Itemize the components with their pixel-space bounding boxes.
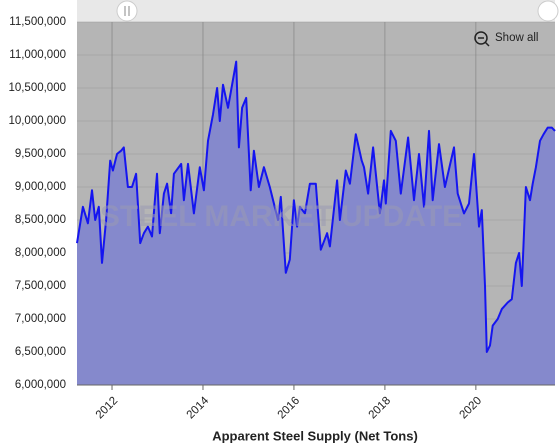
- y-tick-label: 6,000,000: [15, 379, 66, 391]
- y-tick-label: 11,500,000: [9, 16, 66, 28]
- x-tick-label: 2018: [367, 395, 394, 422]
- show-all-button[interactable]: Show all: [474, 31, 538, 47]
- y-tick-label: 10,000,000: [8, 115, 66, 127]
- x-tick-label: 2020: [458, 395, 485, 422]
- y-tick-label: 6,500,000: [15, 346, 66, 358]
- navigator-handle[interactable]: [537, 0, 559, 22]
- y-tick-label: 10,500,000: [8, 82, 66, 94]
- x-axis-title: Apparent Steel Supply (Net Tons): [212, 428, 418, 443]
- y-tick-label: 7,500,000: [15, 280, 66, 292]
- x-tick-label: 2016: [276, 395, 303, 422]
- y-tick-label: 9,500,000: [15, 148, 66, 160]
- show-all-label[interactable]: Show all: [495, 32, 538, 44]
- x-tick-label: 2014: [185, 394, 212, 421]
- zoom-icon-handle: [484, 41, 490, 47]
- y-tick-label: 8,000,000: [15, 247, 66, 259]
- y-tick-label: 8,500,000: [15, 214, 66, 226]
- plot: 6,000,000 6,500,000 7,000,000 7,500,000 8,00…: [8, 16, 556, 422]
- line: [76, 60, 556, 353]
- zoom-icon: [474, 31, 488, 45]
- area: [77, 61, 555, 385]
- x-tick-label: 2012: [94, 395, 121, 422]
- y-tick-label: 11,000,000: [9, 49, 66, 61]
- watermark: STEEL MARKET UPDATE: [100, 200, 462, 233]
- y-tick-label: 7,000,000: [15, 313, 66, 325]
- navigator[interactable]: [77, 0, 555, 22]
- y-tick-label: 9,000,000: [15, 181, 66, 193]
- navigator-handle[interactable]: [116, 0, 138, 22]
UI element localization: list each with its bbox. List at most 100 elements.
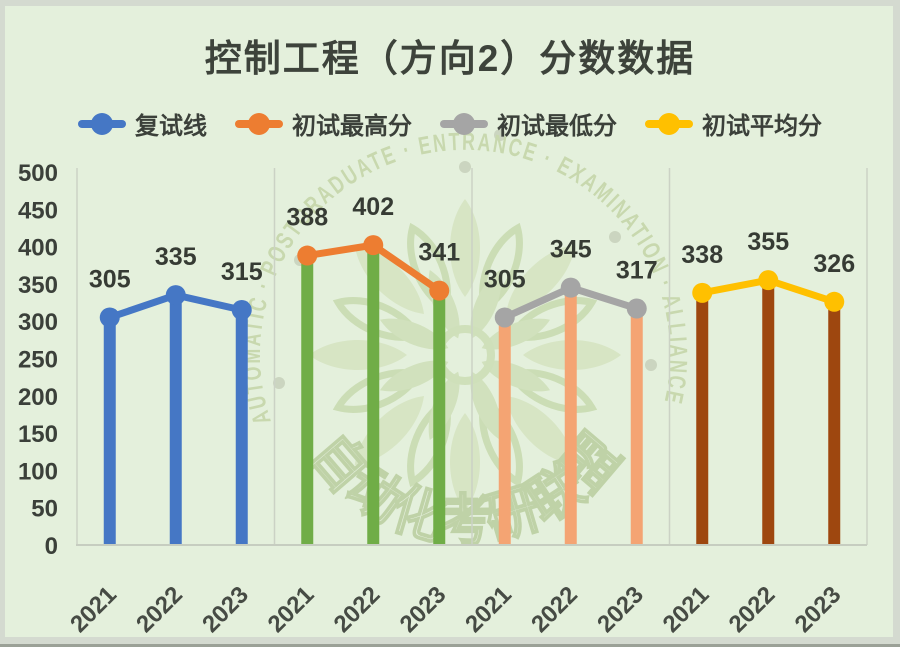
====
■ GIVEN EXERCISE
Rename "x-tick-label" to "year-label" in the part of the items that opens with the line containing "- y-tick-label: 6,000,000: [15, 379, 66, 391]" and closes with the line containing "- x-axis-title: Apparent". Write out only those lines, with nothing else changed.

■ TASK RESPONSE
- y-tick-label: 6,000,000: [15, 379, 66, 391]
- y-tick-label: 11,500,000: [9, 16, 66, 28]
- year-label: 2018: [367, 395, 394, 422]
- show-all-button[interactable]: Show all: [474, 31, 538, 47]
- y-tick-label: 10,000,000: [8, 115, 66, 127]
- year-label: 2020: [458, 395, 485, 422]
- y-tick-label: 6,500,000: [15, 346, 66, 358]
- navigator-handle[interactable]: [537, 0, 559, 22]
- y-tick-label: 10,500,000: [8, 82, 66, 94]
- x-axis-title: Apparent Steel Supply (Net Tons): [212, 428, 418, 443]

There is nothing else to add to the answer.